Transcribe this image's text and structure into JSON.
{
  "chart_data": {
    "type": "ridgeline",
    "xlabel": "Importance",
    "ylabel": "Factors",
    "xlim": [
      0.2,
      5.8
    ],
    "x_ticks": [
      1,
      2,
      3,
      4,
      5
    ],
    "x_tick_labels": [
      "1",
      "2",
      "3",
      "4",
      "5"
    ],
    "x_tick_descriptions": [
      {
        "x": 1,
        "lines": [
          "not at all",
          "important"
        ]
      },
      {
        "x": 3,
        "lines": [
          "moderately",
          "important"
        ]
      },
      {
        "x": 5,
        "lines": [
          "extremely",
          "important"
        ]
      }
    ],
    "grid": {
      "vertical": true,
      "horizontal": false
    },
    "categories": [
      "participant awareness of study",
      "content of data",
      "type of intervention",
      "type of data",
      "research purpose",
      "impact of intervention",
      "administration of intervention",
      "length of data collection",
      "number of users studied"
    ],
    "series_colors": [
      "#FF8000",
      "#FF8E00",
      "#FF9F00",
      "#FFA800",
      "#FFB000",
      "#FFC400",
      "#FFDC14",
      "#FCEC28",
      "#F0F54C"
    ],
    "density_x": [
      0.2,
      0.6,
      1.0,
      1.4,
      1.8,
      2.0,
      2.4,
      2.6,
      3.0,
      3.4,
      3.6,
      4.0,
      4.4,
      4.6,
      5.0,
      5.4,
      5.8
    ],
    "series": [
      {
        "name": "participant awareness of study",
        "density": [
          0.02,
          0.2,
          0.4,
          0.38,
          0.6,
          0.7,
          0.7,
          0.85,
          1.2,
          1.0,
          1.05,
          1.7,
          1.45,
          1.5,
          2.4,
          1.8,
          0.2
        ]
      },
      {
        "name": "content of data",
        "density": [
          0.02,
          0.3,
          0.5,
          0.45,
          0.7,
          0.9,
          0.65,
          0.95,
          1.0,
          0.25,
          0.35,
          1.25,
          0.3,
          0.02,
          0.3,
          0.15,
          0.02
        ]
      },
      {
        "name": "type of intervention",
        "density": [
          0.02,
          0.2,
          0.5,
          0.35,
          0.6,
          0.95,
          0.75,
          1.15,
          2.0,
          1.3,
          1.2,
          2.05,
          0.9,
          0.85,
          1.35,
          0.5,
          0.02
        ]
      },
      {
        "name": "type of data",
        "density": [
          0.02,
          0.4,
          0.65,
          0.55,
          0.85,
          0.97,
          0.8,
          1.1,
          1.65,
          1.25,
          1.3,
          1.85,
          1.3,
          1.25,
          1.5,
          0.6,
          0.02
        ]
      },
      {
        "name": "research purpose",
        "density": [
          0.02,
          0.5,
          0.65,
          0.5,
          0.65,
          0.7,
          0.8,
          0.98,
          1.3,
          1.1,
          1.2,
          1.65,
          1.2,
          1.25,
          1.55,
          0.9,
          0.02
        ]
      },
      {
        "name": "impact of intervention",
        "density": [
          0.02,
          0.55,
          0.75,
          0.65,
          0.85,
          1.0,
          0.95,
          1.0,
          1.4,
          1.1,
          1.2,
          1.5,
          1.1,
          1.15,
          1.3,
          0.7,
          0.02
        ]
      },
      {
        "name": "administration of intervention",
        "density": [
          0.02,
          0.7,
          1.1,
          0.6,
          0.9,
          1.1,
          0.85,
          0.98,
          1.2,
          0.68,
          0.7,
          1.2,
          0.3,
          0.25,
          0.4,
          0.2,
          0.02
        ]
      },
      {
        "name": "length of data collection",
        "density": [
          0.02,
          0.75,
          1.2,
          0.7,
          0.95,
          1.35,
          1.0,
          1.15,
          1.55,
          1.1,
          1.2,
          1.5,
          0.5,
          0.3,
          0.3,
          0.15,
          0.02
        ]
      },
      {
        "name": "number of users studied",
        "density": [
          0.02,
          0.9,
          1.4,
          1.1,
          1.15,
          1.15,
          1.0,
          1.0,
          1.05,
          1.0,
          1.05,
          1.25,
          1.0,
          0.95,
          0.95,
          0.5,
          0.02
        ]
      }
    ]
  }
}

To be done.
All lines above with "intervention" in them should be returned.

Exercise answer.
      "type of intervention",
      "impact of intervention",
      "administration of intervention",
        "name": "type of intervention",
        "name": "impact of intervention",
        "name": "administration of intervention",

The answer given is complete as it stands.